Required task: Give the material once more, word for word, without any images.

[Dataset excerpts]
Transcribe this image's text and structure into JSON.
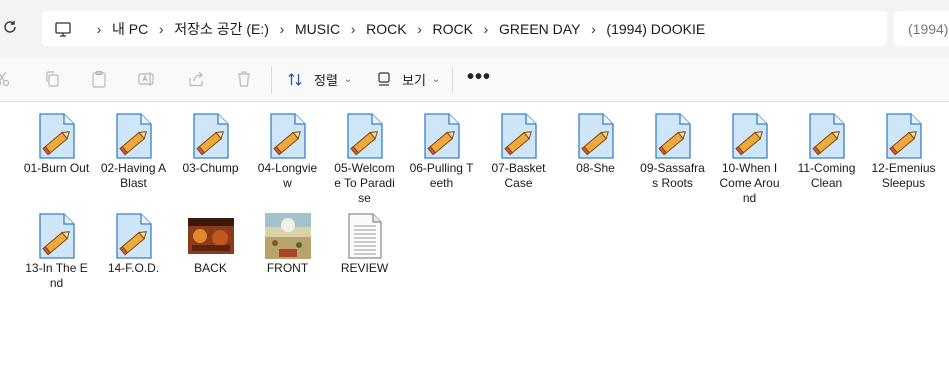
{
  "address_bar": {
    "crumbs": [
      "내 PC",
      "저장소 공간 (E:)",
      "MUSIC",
      "ROCK",
      "ROCK",
      "GREEN DAY",
      "(1994) DOOKIE"
    ],
    "search_placeholder": "(1994)"
  },
  "toolbar": {
    "sort_label": "정렬",
    "view_label": "보기",
    "more_label": "•••"
  },
  "files": [
    {
      "name": "01-Burn Out",
      "kind": "audio"
    },
    {
      "name": "02-Having A Blast",
      "kind": "audio"
    },
    {
      "name": "03-Chump",
      "kind": "audio"
    },
    {
      "name": "04-Longview",
      "kind": "audio"
    },
    {
      "name": "05-Welcome To Paradise",
      "kind": "audio"
    },
    {
      "name": "06-Pulling Teeth",
      "kind": "audio"
    },
    {
      "name": "07-Basket Case",
      "kind": "audio"
    },
    {
      "name": "08-She",
      "kind": "audio"
    },
    {
      "name": "09-Sassafras Roots",
      "kind": "audio"
    },
    {
      "name": "10-When I Come Around",
      "kind": "audio"
    },
    {
      "name": "11-Coming Clean",
      "kind": "audio"
    },
    {
      "name": "12-Emenius Sleepus",
      "kind": "audio"
    },
    {
      "name": "13-In The End",
      "kind": "audio"
    },
    {
      "name": "14-F.O.D.",
      "kind": "audio"
    },
    {
      "name": "BACK",
      "kind": "image-back"
    },
    {
      "name": "FRONT",
      "kind": "image-front"
    },
    {
      "name": "REVIEW",
      "kind": "text"
    }
  ],
  "colors": {
    "audio_icon_fill": "#cfe6f8",
    "audio_icon_stroke": "#3b7fc4",
    "pencil_orange": "#f2a93b"
  }
}
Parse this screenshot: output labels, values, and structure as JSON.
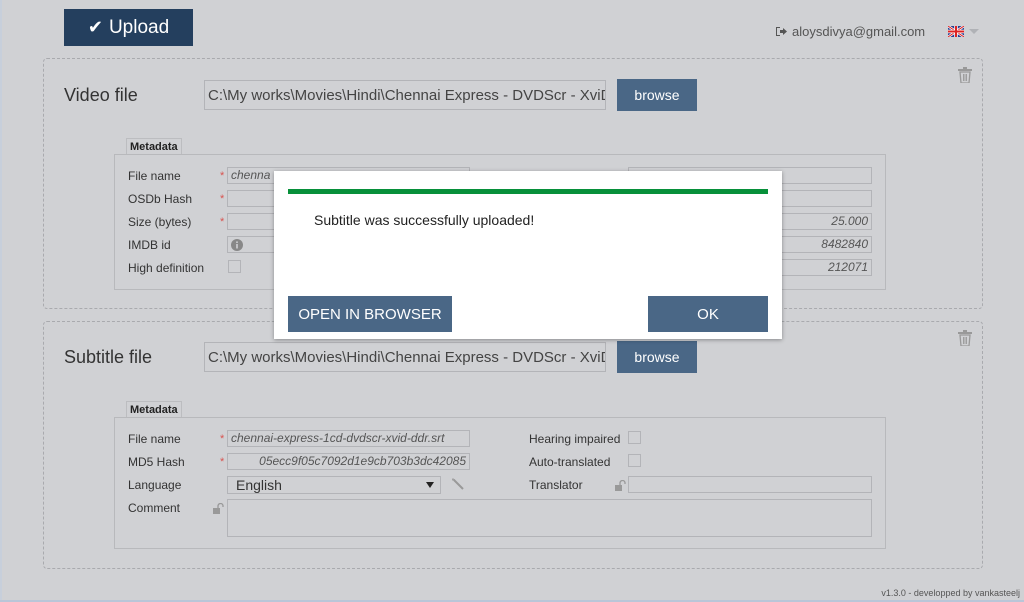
{
  "header": {
    "upload_label": "Upload",
    "upload_icon": "check-icon",
    "user_email": "aloysdivya@gmail.com",
    "logout_icon": "sign-out-icon",
    "language_flag": "uk-flag-icon"
  },
  "video": {
    "title": "Video file",
    "path": "C:\\My works\\Movies\\Hindi\\Chennai Express - DVDScr - XviD",
    "browse_label": "browse",
    "metadata_tab": "Metadata",
    "fields": {
      "file_name_label": "File name",
      "file_name_value": "chenna",
      "osdb_hash_label": "OSDb Hash",
      "osdb_hash_value": "",
      "size_label": "Size (bytes)",
      "size_value": "",
      "imdb_label": "IMDB id",
      "imdb_value": "",
      "hd_label": "High definition",
      "hd_checked": false,
      "right_values": [
        "",
        "",
        "25.000",
        "8482840",
        "212071"
      ]
    }
  },
  "subtitle": {
    "title": "Subtitle file",
    "path": "C:\\My works\\Movies\\Hindi\\Chennai Express - DVDScr - XviD",
    "browse_label": "browse",
    "metadata_tab": "Metadata",
    "fields": {
      "file_name_label": "File name",
      "file_name_value": "chennai-express-1cd-dvdscr-xvid-ddr.srt",
      "md5_label": "MD5 Hash",
      "md5_value": "05ecc9f05c7092d1e9cb703b3dc42085",
      "language_label": "Language",
      "language_value": "English",
      "comment_label": "Comment",
      "comment_value": "",
      "hearing_impaired_label": "Hearing impaired",
      "hearing_impaired_checked": false,
      "auto_translated_label": "Auto-translated",
      "auto_translated_checked": false,
      "translator_label": "Translator",
      "translator_value": ""
    }
  },
  "modal": {
    "message": "Subtitle was successfully uploaded!",
    "status_color": "#07903a",
    "open_in_browser_label": "OPEN IN BROWSER",
    "ok_label": "OK"
  },
  "footer": {
    "text": "v1.3.0 - developped by vankasteelj"
  }
}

Expected output:
Transcribe this image's text and structure into JSON.
{
  "address_bar": {
    "crumbs": [
      "내 PC",
      "저장소 공간 (E:)",
      "MUSIC",
      "ROCK",
      "ROCK",
      "GREEN DAY",
      "(1994) DOOKIE"
    ],
    "search_placeholder": "(1994)"
  },
  "toolbar": {
    "sort_label": "정렬",
    "view_label": "보기",
    "more_label": "•••"
  },
  "files": [
    {
      "name": "01-Burn Out",
      "kind": "audio"
    },
    {
      "name": "02-Having A Blast",
      "kind": "audio"
    },
    {
      "name": "03-Chump",
      "kind": "audio"
    },
    {
      "name": "04-Longview",
      "kind": "audio"
    },
    {
      "name": "05-Welcome To Paradise",
      "kind": "audio"
    },
    {
      "name": "06-Pulling Teeth",
      "kind": "audio"
    },
    {
      "name": "07-Basket Case",
      "kind": "audio"
    },
    {
      "name": "08-She",
      "kind": "audio"
    },
    {
      "name": "09-Sassafras Roots",
      "kind": "audio"
    },
    {
      "name": "10-When I Come Around",
      "kind": "audio"
    },
    {
      "name": "11-Coming Clean",
      "kind": "audio"
    },
    {
      "name": "12-Emenius Sleepus",
      "kind": "audio"
    },
    {
      "name": "13-In The End",
      "kind": "audio"
    },
    {
      "name": "14-F.O.D.",
      "kind": "audio"
    },
    {
      "name": "BACK",
      "kind": "image-back"
    },
    {
      "name": "FRONT",
      "kind": "image-front"
    },
    {
      "name": "REVIEW",
      "kind": "text"
    }
  ],
  "colors": {
    "audio_icon_fill": "#cfe6f8",
    "audio_icon_stroke": "#3b7fc4",
    "pencil_orange": "#f2a93b"
  }
}
Parse this screenshot: output labels, values, and structure as JSON.
{
  "header": {
    "upload_label": "Upload",
    "upload_icon": "check-icon",
    "user_email": "aloysdivya@gmail.com",
    "logout_icon": "sign-out-icon",
    "language_flag": "uk-flag-icon"
  },
  "video": {
    "title": "Video file",
    "path": "C:\\My works\\Movies\\Hindi\\Chennai Express - DVDScr - XviD",
    "browse_label": "browse",
    "metadata_tab": "Metadata",
    "fields": {
      "file_name_label": "File name",
      "file_name_value": "chenna",
      "osdb_hash_label": "OSDb Hash",
      "osdb_hash_value": "",
      "size_label": "Size (bytes)",
      "size_value": "",
      "imdb_label": "IMDB id",
      "imdb_value": "",
      "hd_label": "High definition",
      "hd_checked": false,
      "right_values": [
        "",
        "",
        "25.000",
        "8482840",
        "212071"
      ]
    }
  },
  "subtitle": {
    "title": "Subtitle file",
    "path": "C:\\My works\\Movies\\Hindi\\Chennai Express - DVDScr - XviD",
    "browse_label": "browse",
    "metadata_tab": "Metadata",
    "fields": {
      "file_name_label": "File name",
      "file_name_value": "chennai-express-1cd-dvdscr-xvid-ddr.srt",
      "md5_label": "MD5 Hash",
      "md5_value": "05ecc9f05c7092d1e9cb703b3dc42085",
      "language_label": "Language",
      "language_value": "English",
      "comment_label": "Comment",
      "comment_value": "",
      "hearing_impaired_label": "Hearing impaired",
      "hearing_impaired_checked": false,
      "auto_translated_label": "Auto-translated",
      "auto_translated_checked": false,
      "translator_label": "Translator",
      "translator_value": ""
    }
  },
  "modal": {
    "message": "Subtitle was successfully uploaded!",
    "status_color": "#07903a",
    "open_in_browser_label": "OPEN IN BROWSER",
    "ok_label": "OK"
  },
  "footer": {
    "text": "v1.3.0 - developped by vankasteelj"
  }
}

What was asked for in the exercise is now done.